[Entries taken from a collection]
######

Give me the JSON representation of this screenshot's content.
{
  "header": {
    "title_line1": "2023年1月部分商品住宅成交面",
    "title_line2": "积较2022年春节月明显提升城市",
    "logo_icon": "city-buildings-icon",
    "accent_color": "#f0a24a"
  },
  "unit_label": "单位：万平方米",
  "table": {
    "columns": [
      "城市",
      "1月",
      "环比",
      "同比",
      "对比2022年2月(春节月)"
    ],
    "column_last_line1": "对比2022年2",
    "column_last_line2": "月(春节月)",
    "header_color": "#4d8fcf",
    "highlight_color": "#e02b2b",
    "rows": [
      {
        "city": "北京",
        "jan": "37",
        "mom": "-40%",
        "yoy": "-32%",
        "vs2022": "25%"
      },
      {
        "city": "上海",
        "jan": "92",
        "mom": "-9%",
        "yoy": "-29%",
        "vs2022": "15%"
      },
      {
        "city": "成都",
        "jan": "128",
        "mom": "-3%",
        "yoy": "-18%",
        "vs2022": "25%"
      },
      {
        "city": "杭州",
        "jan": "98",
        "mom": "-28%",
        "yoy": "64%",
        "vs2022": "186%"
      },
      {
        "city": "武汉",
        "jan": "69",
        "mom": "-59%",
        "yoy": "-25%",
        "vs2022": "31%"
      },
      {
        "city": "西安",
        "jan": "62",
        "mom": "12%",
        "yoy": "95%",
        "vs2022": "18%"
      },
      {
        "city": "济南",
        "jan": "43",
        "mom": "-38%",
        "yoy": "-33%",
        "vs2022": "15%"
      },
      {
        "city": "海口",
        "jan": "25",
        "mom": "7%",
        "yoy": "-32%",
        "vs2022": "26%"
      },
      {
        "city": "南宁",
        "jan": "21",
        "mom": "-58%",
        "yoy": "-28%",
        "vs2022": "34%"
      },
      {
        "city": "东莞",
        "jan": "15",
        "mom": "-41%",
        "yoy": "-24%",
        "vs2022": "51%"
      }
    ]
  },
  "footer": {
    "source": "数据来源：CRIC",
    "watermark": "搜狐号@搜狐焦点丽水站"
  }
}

######

Reproduce the full listing above, character for character.

Give me the JSON representation of this screenshot's content.
{
  "header": {
    "title_line1": "2023年1月部分商品住宅成交面",
    "title_line2": "积较2022年春节月明显提升城市",
    "logo_icon": "city-buildings-icon",
    "accent_color": "#f0a24a"
  },
  "unit_label": "单位：万平方米",
  "table": {
    "columns": [
      "城市",
      "1月",
      "环比",
      "同比",
      "对比2022年2月(春节月)"
    ],
    "column_last_line1": "对比2022年2",
    "column_last_line2": "月(春节月)",
    "header_color": "#4d8fcf",
    "highlight_color": "#e02b2b",
    "rows": [
      {
        "city": "北京",
        "jan": "37",
        "mom": "-40%",
        "yoy": "-32%",
        "vs2022": "25%"
      },
      {
        "city": "上海",
        "jan": "92",
        "mom": "-9%",
        "yoy": "-29%",
        "vs2022": "15%"
      },
      {
        "city": "成都",
        "jan": "128",
        "mom": "-3%",
        "yoy": "-18%",
        "vs2022": "25%"
      },
      {
        "city": "杭州",
        "jan": "98",
        "mom": "-28%",
        "yoy": "64%",
        "vs2022": "186%"
      },
      {
        "city": "武汉",
        "jan": "69",
        "mom": "-59%",
        "yoy": "-25%",
        "vs2022": "31%"
      },
      {
        "city": "西安",
        "jan": "62",
        "mom": "12%",
        "yoy": "95%",
        "vs2022": "18%"
      },
      {
        "city": "济南",
        "jan": "43",
        "mom": "-38%",
        "yoy": "-33%",
        "vs2022": "15%"
      },
      {
        "city": "海口",
        "jan": "25",
        "mom": "7%",
        "yoy": "-32%",
        "vs2022": "26%"
      },
      {
        "city": "南宁",
        "jan": "21",
        "mom": "-58%",
        "yoy": "-28%",
        "vs2022": "34%"
      },
      {
        "city": "东莞",
        "jan": "15",
        "mom": "-41%",
        "yoy": "-24%",
        "vs2022": "51%"
      }
    ]
  },
  "footer": {
    "source": "数据来源：CRIC",
    "watermark": "搜狐号@搜狐焦点丽水站"
  }
}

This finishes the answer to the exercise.